- What is expected -
The data below should be printed in full, exactly, and without any of its images.

- Given records -
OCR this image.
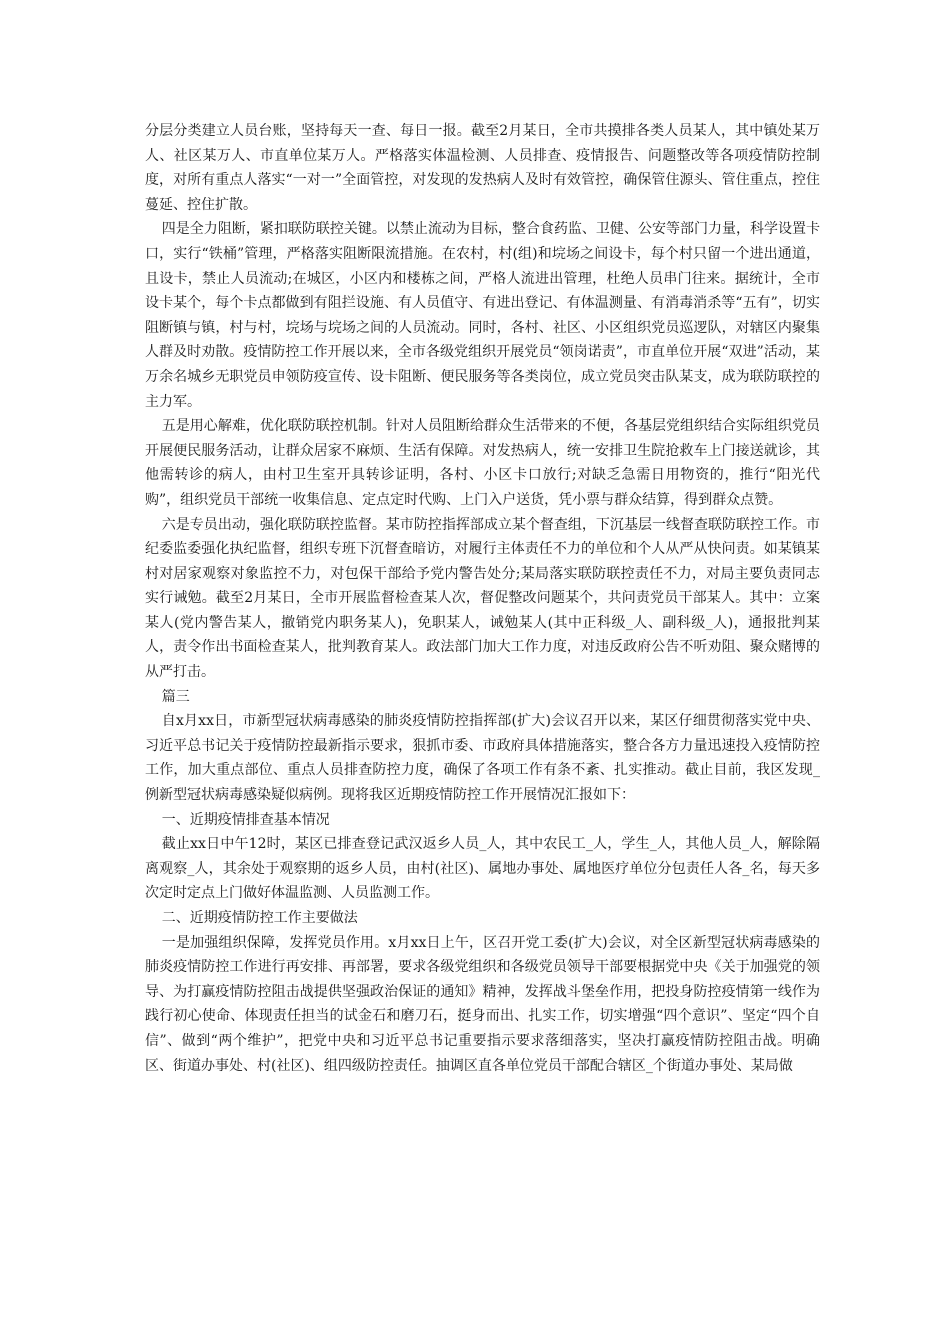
分层分类建立人员台账，坚持每天一查、每日一报。截至2月某日，全市共摸排各类人员某人，其中镇处某万人、社区某万人、市直单位某万人。严格落实体温检测、人员排查、疫情报告、问题整改等各项疫情防控制度，对所有重点人落实“一对一”全面管控，对发现的发热病人及时有效管控，确保管住源头、管住重点，控住蔓延、控住扩散。

四是全力阻断，紧扣联防联控关键。以禁止流动为目标，整合食药监、卫健、公安等部门力量，科学设置卡口，实行“铁桶”管理，严格落实阻断限流措施。在农村，村(组)和垸场之间设卡，每个村只留一个进出通道，且设卡，禁止人员流动;在城区，小区内和楼栋之间，严格人流进出管理，杜绝人员串门往来。据统计，全市设卡某个，每个卡点都做到有阻拦设施、有人员值守、有进出登记、有体温测量、有消毒消杀等“五有”，切实阻断镇与镇，村与村，垸场与垸场之间的人员流动。同时，各村、社区、小区组织党员巡逻队，对辖区内聚集人群及时劝散。疫情防控工作开展以来，全市各级党组织开展党员“领岗诺责”，市直单位开展“双进”活动，某万余名城乡无职党员申领防疫宣传、设卡阻断、便民服务等各类岗位，成立党员突击队某支，成为联防联控的主力军。

五是用心解难，优化联防联控机制。针对人员阻断给群众生活带来的不便，各基层党组织结合实际组织党员开展便民服务活动，让群众居家不麻烦、生活有保障。对发热病人，统一安排卫生院抢救车上门接送就诊，其他需转诊的病人，由村卫生室开具转诊证明，各村、小区卡口放行;对缺乏急需日用物资的，推行“阳光代购”，组织党员干部统一收集信息、定点定时代购、上门入户送货，凭小票与群众结算，得到群众点赞。

六是专员出动，强化联防联控监督。某市防控指挥部成立某个督查组，下沉基层一线督查联防联控工作。市纪委监委强化执纪监督，组织专班下沉督查暗访，对履行主体责任不力的单位和个人从严从快问责。如某镇某村对居家观察对象监控不力，对包保干部给予党内警告处分;某局落实联防联控责任不力，对局主要负责同志实行诫勉。截至2月某日，全市开展监督检查某人次，督促整改问题某个，共问责党员干部某人。其中：立案某人(党内警告某人，撤销党内职务某人)，免职某人，诫勉某人(其中正科级_人、副科级_人)，通报批判某人，责令作出书面检查某人，批判教育某人。政法部门加大工作力度，对违反政府公告不听劝阻、聚众赌博的从严打击。

篇三

自x月xx日，市新型冠状病毒感染的肺炎疫情防控指挥部(扩大)会议召开以来，某区仔细贯彻落实党中央、习近平总书记关于疫情防控最新指示要求，狠抓市委、市政府具体措施落实，整合各方力量迅速投入疫情防控工作，加大重点部位、重点人员排查防控力度，确保了各项工作有条不紊、扎实推动。截止目前，我区发现_例新型冠状病毒感染疑似病例。现将我区近期疫情防控工作开展情况汇报如下：

一、近期疫情排查基本情况

截止xx日中午12时，某区已排查登记武汉返乡人员_人，其中农民工_人，学生_人，其他人员_人，解除隔离观察_人，其余处于观察期的返乡人员，由村(社区)、属地办事处、属地医疗单位分包责任人各_名，每天多次定时定点上门做好体温监测、人员监测工作。

二、近期疫情防控工作主要做法

一是加强组织保障，发挥党员作用。x月xx日上午，区召开党工委(扩大)会议，对全区新型冠状病毒感染的肺炎疫情防控工作进行再安排、再部署，要求各级党组织和各级党员领导干部要根据党中央《关于加强党的领导、为打赢疫情防控阻击战提供坚强政治保证的通知》精神，发挥战斗堡垒作用，把投身防控疫情第一线作为践行初心使命、体现责任担当的试金石和磨刀石，挺身而出、扎实工作，切实增强“四个意识”、坚定“四个自信”、做到“两个维护”，把党中央和习近平总书记重要指示要求落细落实，坚决打赢疫情防控阻击战。明确区、街道办事处、村(社区)、组四级防控责任。抽调区直各单位党员干部配合辖区_个街道办事处、某局做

- Expected answer -
OCR this image.
分层分类建立人员台账，坚持每天一查、每日一报。截至2月某日，全市共摸排各类人员某人，其中镇处某万人、社区某万人、市直单位某万人。严格落实体温检测、人员排查、疫情报告、问题整改等各项疫情防控制度，对所有重点人落实“一对一”全面管控，对发现的发热病人及时有效管控，确保管住源头、管住重点，控住蔓延、控住扩散。

四是全力阻断，紧扣联防联控关键。以禁止流动为目标，整合食药监、卫健、公安等部门力量，科学设置卡口，实行“铁桶”管理，严格落实阻断限流措施。在农村，村(组)和垸场之间设卡，每个村只留一个进出通道，且设卡，禁止人员流动;在城区，小区内和楼栋之间，严格人流进出管理，杜绝人员串门往来。据统计，全市设卡某个，每个卡点都做到有阻拦设施、有人员值守、有进出登记、有体温测量、有消毒消杀等“五有”，切实阻断镇与镇，村与村，垸场与垸场之间的人员流动。同时，各村、社区、小区组织党员巡逻队，对辖区内聚集人群及时劝散。疫情防控工作开展以来，全市各级党组织开展党员“领岗诺责”，市直单位开展“双进”活动，某万余名城乡无职党员申领防疫宣传、设卡阻断、便民服务等各类岗位，成立党员突击队某支，成为联防联控的主力军。

五是用心解难，优化联防联控机制。针对人员阻断给群众生活带来的不便，各基层党组织结合实际组织党员开展便民服务活动，让群众居家不麻烦、生活有保障。对发热病人，统一安排卫生院抢救车上门接送就诊，其他需转诊的病人，由村卫生室开具转诊证明，各村、小区卡口放行;对缺乏急需日用物资的，推行“阳光代购”，组织党员干部统一收集信息、定点定时代购、上门入户送货，凭小票与群众结算，得到群众点赞。

六是专员出动，强化联防联控监督。某市防控指挥部成立某个督查组，下沉基层一线督查联防联控工作。市纪委监委强化执纪监督，组织专班下沉督查暗访，对履行主体责任不力的单位和个人从严从快问责。如某镇某村对居家观察对象监控不力，对包保干部给予党内警告处分;某局落实联防联控责任不力，对局主要负责同志实行诫勉。截至2月某日，全市开展监督检查某人次，督促整改问题某个，共问责党员干部某人。其中：立案某人(党内警告某人，撤销党内职务某人)，免职某人，诫勉某人(其中正科级_人、副科级_人)，通报批判某人，责令作出书面检查某人，批判教育某人。政法部门加大工作力度，对违反政府公告不听劝阻、聚众赌博的从严打击。

篇三

自x月xx日，市新型冠状病毒感染的肺炎疫情防控指挥部(扩大)会议召开以来，某区仔细贯彻落实党中央、习近平总书记关于疫情防控最新指示要求，狠抓市委、市政府具体措施落实，整合各方力量迅速投入疫情防控工作，加大重点部位、重点人员排查防控力度，确保了各项工作有条不紊、扎实推动。截止目前，我区发现_例新型冠状病毒感染疑似病例。现将我区近期疫情防控工作开展情况汇报如下：

一、近期疫情排查基本情况

截止xx日中午12时，某区已排查登记武汉返乡人员_人，其中农民工_人，学生_人，其他人员_人，解除隔离观察_人，其余处于观察期的返乡人员，由村(社区)、属地办事处、属地医疗单位分包责任人各_名，每天多次定时定点上门做好体温监测、人员监测工作。

二、近期疫情防控工作主要做法

一是加强组织保障，发挥党员作用。x月xx日上午，区召开党工委(扩大)会议，对全区新型冠状病毒感染的肺炎疫情防控工作进行再安排、再部署，要求各级党组织和各级党员领导干部要根据党中央《关于加强党的领导、为打赢疫情防控阻击战提供坚强政治保证的通知》精神，发挥战斗堡垒作用，把投身防控疫情第一线作为践行初心使命、体现责任担当的试金石和磨刀石，挺身而出、扎实工作，切实增强“四个意识”、坚定“四个自信”、做到“两个维护”，把党中央和习近平总书记重要指示要求落细落实，坚决打赢疫情防控阻击战。明确区、街道办事处、村(社区)、组四级防控责任。抽调区直各单位党员干部配合辖区_个街道办事处、某局做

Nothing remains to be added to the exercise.